* _Records provided_:

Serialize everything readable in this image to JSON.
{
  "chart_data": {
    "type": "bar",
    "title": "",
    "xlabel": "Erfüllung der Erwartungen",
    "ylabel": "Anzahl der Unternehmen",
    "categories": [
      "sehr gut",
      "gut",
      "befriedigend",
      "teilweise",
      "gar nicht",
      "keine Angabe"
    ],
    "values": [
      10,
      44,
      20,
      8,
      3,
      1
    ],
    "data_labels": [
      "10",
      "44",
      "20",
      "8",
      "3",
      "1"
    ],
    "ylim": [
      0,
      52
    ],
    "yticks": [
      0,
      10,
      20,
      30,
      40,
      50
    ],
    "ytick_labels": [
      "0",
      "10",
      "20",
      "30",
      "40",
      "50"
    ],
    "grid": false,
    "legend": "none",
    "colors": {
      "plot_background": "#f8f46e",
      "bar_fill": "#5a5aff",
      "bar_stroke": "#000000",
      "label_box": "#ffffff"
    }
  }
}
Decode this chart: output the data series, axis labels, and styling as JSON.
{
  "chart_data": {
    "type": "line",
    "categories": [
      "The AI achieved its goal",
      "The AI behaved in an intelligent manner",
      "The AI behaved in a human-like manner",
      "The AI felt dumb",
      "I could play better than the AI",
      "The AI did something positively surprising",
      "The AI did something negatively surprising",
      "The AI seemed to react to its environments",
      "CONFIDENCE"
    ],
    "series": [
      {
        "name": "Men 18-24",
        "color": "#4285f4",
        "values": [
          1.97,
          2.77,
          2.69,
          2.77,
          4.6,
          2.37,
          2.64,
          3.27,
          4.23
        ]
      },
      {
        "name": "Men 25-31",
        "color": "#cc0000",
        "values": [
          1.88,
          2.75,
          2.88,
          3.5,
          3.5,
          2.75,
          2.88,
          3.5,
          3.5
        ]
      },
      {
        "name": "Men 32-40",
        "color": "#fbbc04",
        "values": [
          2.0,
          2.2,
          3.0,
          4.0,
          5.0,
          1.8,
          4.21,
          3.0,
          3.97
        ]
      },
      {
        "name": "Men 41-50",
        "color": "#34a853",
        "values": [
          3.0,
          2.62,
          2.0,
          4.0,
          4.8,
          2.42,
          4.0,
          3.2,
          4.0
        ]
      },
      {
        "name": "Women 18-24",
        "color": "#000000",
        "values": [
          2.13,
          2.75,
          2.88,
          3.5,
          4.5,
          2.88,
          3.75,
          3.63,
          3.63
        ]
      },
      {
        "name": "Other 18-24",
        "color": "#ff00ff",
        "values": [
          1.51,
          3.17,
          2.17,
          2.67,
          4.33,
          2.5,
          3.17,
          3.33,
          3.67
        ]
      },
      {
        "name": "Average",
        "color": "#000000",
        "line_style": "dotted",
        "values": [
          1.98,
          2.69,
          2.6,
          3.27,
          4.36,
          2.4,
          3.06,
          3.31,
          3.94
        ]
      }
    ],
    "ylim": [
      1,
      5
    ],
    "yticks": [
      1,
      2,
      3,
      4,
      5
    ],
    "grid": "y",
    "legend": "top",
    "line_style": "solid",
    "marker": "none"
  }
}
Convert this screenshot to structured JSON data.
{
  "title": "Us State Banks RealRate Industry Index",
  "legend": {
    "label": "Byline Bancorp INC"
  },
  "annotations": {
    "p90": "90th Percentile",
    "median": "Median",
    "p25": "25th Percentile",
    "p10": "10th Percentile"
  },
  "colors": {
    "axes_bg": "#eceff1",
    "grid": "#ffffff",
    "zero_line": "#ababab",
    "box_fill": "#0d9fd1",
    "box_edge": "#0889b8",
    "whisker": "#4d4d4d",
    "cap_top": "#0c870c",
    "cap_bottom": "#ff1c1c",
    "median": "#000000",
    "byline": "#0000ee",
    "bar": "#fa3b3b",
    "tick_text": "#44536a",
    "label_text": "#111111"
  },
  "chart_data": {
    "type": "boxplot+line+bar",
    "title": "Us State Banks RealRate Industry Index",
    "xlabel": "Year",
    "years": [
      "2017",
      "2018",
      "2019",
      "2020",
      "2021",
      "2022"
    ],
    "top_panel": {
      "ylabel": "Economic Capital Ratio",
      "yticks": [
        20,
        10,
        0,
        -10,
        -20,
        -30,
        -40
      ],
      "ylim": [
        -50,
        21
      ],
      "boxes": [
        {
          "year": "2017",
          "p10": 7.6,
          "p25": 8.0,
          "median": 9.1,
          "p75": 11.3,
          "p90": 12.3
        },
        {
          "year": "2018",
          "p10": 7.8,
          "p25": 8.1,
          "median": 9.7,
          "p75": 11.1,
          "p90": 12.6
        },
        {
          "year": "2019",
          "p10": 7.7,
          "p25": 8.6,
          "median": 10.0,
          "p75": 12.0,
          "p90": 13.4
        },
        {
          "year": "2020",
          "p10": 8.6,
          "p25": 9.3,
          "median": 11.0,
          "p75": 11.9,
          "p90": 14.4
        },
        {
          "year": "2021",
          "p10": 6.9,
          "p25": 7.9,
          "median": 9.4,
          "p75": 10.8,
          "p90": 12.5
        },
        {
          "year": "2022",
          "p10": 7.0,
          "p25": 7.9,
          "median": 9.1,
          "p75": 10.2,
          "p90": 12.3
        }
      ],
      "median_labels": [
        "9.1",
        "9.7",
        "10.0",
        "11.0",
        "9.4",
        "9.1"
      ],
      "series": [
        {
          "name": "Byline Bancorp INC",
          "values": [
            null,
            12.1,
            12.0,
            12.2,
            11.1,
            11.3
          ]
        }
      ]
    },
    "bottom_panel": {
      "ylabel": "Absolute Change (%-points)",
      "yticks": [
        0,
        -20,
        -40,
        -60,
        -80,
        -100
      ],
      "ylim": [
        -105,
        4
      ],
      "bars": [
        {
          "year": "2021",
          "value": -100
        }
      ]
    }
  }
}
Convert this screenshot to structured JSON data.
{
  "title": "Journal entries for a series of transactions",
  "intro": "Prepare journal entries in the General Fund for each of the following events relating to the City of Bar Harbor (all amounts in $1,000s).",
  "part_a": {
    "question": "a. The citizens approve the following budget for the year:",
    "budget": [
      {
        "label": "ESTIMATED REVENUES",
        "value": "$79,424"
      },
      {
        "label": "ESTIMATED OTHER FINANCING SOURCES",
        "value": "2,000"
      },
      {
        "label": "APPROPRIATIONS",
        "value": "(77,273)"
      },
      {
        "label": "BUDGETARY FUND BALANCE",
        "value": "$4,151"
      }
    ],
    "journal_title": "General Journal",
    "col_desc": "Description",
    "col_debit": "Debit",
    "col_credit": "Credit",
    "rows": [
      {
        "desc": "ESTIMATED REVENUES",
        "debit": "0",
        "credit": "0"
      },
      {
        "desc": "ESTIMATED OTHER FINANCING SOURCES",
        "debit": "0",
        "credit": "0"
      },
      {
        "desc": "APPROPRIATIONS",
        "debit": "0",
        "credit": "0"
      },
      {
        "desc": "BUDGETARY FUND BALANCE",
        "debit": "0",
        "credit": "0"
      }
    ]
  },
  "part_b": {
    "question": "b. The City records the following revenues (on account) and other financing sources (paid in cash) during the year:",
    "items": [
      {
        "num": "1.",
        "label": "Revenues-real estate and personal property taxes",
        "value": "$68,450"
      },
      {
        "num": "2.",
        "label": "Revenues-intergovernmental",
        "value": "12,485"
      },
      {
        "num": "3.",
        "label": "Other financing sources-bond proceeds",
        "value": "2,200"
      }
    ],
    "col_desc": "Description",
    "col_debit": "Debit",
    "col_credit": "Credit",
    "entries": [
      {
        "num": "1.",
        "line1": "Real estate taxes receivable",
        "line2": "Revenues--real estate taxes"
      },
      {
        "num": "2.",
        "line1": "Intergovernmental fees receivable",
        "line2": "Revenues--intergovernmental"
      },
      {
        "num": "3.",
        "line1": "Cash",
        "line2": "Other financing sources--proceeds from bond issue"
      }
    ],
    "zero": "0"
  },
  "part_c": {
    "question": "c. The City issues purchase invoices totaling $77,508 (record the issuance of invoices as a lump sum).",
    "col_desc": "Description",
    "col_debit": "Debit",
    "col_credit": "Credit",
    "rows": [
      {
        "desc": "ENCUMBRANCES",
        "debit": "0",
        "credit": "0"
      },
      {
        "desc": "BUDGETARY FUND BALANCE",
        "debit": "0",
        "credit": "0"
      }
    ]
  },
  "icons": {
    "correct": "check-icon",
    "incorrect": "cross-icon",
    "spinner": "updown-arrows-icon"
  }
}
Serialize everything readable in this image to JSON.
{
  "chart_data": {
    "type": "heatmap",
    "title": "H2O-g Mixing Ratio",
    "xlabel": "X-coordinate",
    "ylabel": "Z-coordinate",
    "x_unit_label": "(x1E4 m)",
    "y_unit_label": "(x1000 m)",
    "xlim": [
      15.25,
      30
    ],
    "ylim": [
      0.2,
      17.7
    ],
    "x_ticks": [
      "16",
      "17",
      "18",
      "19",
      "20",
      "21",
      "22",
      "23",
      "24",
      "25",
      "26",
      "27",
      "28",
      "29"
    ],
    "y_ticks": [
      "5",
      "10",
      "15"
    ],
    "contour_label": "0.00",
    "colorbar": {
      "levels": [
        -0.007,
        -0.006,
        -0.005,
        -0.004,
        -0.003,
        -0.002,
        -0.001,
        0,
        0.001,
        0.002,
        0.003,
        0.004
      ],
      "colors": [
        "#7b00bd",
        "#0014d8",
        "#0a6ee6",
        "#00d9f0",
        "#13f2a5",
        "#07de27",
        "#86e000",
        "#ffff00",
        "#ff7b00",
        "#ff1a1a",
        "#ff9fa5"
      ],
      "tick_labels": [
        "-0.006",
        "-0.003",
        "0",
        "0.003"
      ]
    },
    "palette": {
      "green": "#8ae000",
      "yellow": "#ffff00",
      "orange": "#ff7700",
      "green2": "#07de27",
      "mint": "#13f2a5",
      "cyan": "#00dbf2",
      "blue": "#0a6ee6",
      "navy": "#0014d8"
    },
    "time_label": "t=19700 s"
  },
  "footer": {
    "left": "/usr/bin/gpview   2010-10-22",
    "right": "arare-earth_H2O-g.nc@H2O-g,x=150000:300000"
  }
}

* _Problem requirements_: In the data above, how many lines contain the string "Index"? Answer with the number only.

* _Exercise result_: 2